Exercise task: Type every record exactly as it appears.

..............................

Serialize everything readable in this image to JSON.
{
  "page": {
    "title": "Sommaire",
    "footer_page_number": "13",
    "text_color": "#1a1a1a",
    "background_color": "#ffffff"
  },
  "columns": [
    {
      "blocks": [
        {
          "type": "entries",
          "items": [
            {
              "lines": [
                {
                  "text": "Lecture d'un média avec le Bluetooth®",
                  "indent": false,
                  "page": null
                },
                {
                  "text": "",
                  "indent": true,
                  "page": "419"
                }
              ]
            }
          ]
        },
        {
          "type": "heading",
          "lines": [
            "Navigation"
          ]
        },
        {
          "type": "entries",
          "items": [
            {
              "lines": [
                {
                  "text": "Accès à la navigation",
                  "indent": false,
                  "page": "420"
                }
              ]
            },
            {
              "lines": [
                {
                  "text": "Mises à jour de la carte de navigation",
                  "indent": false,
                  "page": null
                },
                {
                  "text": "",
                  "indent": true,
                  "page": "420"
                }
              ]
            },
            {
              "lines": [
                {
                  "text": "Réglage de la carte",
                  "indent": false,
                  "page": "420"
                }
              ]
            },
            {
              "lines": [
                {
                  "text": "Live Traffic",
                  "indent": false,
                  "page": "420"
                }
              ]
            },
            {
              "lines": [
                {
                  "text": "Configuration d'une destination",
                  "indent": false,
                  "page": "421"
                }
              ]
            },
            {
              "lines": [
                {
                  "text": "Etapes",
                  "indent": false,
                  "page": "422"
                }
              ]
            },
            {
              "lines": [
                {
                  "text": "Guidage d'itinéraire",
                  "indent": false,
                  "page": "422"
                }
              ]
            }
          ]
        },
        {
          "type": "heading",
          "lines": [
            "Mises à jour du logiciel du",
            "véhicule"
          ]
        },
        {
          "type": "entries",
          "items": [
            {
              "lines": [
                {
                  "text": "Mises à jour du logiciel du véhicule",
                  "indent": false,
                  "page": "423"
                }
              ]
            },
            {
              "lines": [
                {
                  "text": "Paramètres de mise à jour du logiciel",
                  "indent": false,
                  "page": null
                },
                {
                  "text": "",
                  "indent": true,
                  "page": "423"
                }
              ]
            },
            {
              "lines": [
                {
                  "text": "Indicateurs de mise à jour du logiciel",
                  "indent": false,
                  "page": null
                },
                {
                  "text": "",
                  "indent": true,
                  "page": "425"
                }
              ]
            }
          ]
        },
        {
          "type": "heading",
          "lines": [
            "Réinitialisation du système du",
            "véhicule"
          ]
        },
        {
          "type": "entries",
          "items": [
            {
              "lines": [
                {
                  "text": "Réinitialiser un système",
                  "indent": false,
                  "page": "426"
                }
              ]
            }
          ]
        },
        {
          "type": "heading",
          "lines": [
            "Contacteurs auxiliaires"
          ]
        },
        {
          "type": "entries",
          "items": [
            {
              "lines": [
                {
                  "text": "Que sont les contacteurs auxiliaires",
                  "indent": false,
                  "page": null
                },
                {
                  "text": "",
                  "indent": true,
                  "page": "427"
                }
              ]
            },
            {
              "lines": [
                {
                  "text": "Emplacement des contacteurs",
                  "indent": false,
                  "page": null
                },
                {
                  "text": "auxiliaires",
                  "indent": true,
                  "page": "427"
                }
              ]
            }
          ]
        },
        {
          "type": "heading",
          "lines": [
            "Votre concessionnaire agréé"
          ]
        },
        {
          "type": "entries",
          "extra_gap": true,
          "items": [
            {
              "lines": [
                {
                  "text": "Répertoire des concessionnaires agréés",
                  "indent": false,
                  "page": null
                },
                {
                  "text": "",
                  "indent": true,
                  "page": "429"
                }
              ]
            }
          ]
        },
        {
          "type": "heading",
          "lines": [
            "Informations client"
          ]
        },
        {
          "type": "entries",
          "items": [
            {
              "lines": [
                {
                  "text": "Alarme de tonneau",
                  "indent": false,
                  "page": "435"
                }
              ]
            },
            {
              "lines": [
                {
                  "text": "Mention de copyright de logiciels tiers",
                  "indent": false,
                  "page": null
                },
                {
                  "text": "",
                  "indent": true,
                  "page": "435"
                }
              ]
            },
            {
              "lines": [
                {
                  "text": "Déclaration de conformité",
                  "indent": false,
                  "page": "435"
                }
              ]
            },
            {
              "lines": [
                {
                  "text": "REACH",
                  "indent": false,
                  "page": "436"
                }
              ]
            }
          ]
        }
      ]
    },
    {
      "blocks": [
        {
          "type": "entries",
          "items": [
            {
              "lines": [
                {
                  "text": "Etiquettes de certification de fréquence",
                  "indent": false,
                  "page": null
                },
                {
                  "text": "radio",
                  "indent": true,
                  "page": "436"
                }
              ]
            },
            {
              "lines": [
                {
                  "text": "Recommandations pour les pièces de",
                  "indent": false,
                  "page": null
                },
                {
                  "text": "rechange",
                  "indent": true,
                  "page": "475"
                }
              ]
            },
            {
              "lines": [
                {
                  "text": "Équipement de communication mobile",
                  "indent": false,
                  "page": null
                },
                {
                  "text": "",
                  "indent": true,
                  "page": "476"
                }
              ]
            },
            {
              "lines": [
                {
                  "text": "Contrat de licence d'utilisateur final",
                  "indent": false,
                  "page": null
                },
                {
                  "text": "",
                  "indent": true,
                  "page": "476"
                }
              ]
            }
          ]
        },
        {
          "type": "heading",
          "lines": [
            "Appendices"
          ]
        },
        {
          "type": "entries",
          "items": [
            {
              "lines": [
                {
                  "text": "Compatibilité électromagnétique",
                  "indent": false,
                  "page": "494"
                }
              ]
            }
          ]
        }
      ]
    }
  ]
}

..............................

Written solution:
Serialize everything readable in this image to JSON.
{
  "page": {
    "title": "Sommaire",
    "footer_page_number": "13",
    "text_color": "#1a1a1a",
    "background_color": "#ffffff"
  },
  "columns": [
    {
      "blocks": [
        {
          "type": "entries",
          "items": [
            {
              "lines": [
                {
                  "text": "Lecture d'un média avec le Bluetooth®",
                  "indent": false,
                  "page": null
                },
                {
                  "text": "",
                  "indent": true,
                  "page": "419"
                }
              ]
            }
          ]
        },
        {
          "type": "heading",
          "lines": [
            "Navigation"
          ]
        },
        {
          "type": "entries",
          "items": [
            {
              "lines": [
                {
                  "text": "Accès à la navigation",
                  "indent": false,
                  "page": "420"
                }
              ]
            },
            {
              "lines": [
                {
                  "text": "Mises à jour de la carte de navigation",
                  "indent": false,
                  "page": null
                },
                {
                  "text": "",
                  "indent": true,
                  "page": "420"
                }
              ]
            },
            {
              "lines": [
                {
                  "text": "Réglage de la carte",
                  "indent": false,
                  "page": "420"
                }
              ]
            },
            {
              "lines": [
                {
                  "text": "Live Traffic",
                  "indent": false,
                  "page": "420"
                }
              ]
            },
            {
              "lines": [
                {
                  "text": "Configuration d'une destination",
                  "indent": false,
                  "page": "421"
                }
              ]
            },
            {
              "lines": [
                {
                  "text": "Etapes",
                  "indent": false,
                  "page": "422"
                }
              ]
            },
            {
              "lines": [
                {
                  "text": "Guidage d'itinéraire",
                  "indent": false,
                  "page": "422"
                }
              ]
            }
          ]
        },
        {
          "type": "heading",
          "lines": [
            "Mises à jour du logiciel du",
            "véhicule"
          ]
        },
        {
          "type": "entries",
          "items": [
            {
              "lines": [
                {
                  "text": "Mises à jour du logiciel du véhicule",
                  "indent": false,
                  "page": "423"
                }
              ]
            },
            {
              "lines": [
                {
                  "text": "Paramètres de mise à jour du logiciel",
                  "indent": false,
                  "page": null
                },
                {
                  "text": "",
                  "indent": true,
                  "page": "423"
                }
              ]
            },
            {
              "lines": [
                {
                  "text": "Indicateurs de mise à jour du logiciel",
                  "indent": false,
                  "page": null
                },
                {
                  "text": "",
                  "indent": true,
                  "page": "425"
                }
              ]
            }
          ]
        },
        {
          "type": "heading",
          "lines": [
            "Réinitialisation du système du",
            "véhicule"
          ]
        },
        {
          "type": "entries",
          "items": [
            {
              "lines": [
                {
                  "text": "Réinitialiser un système",
                  "indent": false,
                  "page": "426"
                }
              ]
            }
          ]
        },
        {
          "type": "heading",
          "lines": [
            "Contacteurs auxiliaires"
          ]
        },
        {
          "type": "entries",
          "items": [
            {
              "lines": [
                {
                  "text": "Que sont les contacteurs auxiliaires",
                  "indent": false,
                  "page": null
                },
                {
                  "text": "",
                  "indent": true,
                  "page": "427"
                }
              ]
            },
            {
              "lines": [
                {
                  "text": "Emplacement des contacteurs",
                  "indent": false,
                  "page": null
                },
                {
                  "text": "auxiliaires",
                  "indent": true,
                  "page": "427"
                }
              ]
            }
          ]
        },
        {
          "type": "heading",
          "lines": [
            "Votre concessionnaire agréé"
          ]
        },
        {
          "type": "entries",
          "extra_gap": true,
          "items": [
            {
              "lines": [
                {
                  "text": "Répertoire des concessionnaires agréés",
                  "indent": false,
                  "page": null
                },
                {
                  "text": "",
                  "indent": true,
                  "page": "429"
                }
              ]
            }
          ]
        },
        {
          "type": "heading",
          "lines": [
            "Informations client"
          ]
        },
        {
          "type": "entries",
          "items": [
            {
              "lines": [
                {
                  "text": "Alarme de tonneau",
                  "indent": false,
                  "page": "435"
                }
              ]
            },
            {
              "lines": [
                {
                  "text": "Mention de copyright de logiciels tiers",
                  "indent": false,
                  "page": null
                },
                {
                  "text": "",
                  "indent": true,
                  "page": "435"
                }
              ]
            },
            {
              "lines": [
                {
                  "text": "Déclaration de conformité",
                  "indent": false,
                  "page": "435"
                }
              ]
            },
            {
              "lines": [
                {
                  "text": "REACH",
                  "indent": false,
                  "page": "436"
                }
              ]
            }
          ]
        }
      ]
    },
    {
      "blocks": [
        {
          "type": "entries",
          "items": [
            {
              "lines": [
                {
                  "text": "Etiquettes de certification de fréquence",
                  "indent": false,
                  "page": null
                },
                {
                  "text": "radio",
                  "indent": true,
                  "page": "436"
                }
              ]
            },
            {
              "lines": [
                {
                  "text": "Recommandations pour les pièces de",
                  "indent": false,
                  "page": null
                },
                {
                  "text": "rechange",
                  "indent": true,
                  "page": "475"
                }
              ]
            },
            {
              "lines": [
                {
                  "text": "Équipement de communication mobile",
                  "indent": false,
                  "page": null
                },
                {
                  "text": "",
                  "indent": true,
                  "page": "476"
                }
              ]
            },
            {
              "lines": [
                {
                  "text": "Contrat de licence d'utilisateur final",
                  "indent": false,
                  "page": null
                },
                {
                  "text": "",
                  "indent": true,
                  "page": "476"
                }
              ]
            }
          ]
        },
        {
          "type": "heading",
          "lines": [
            "Appendices"
          ]
        },
        {
          "type": "entries",
          "items": [
            {
              "lines": [
                {
                  "text": "Compatibilité électromagnétique",
                  "indent": false,
                  "page": "494"
                }
              ]
            }
          ]
        }
      ]
    }
  ]
}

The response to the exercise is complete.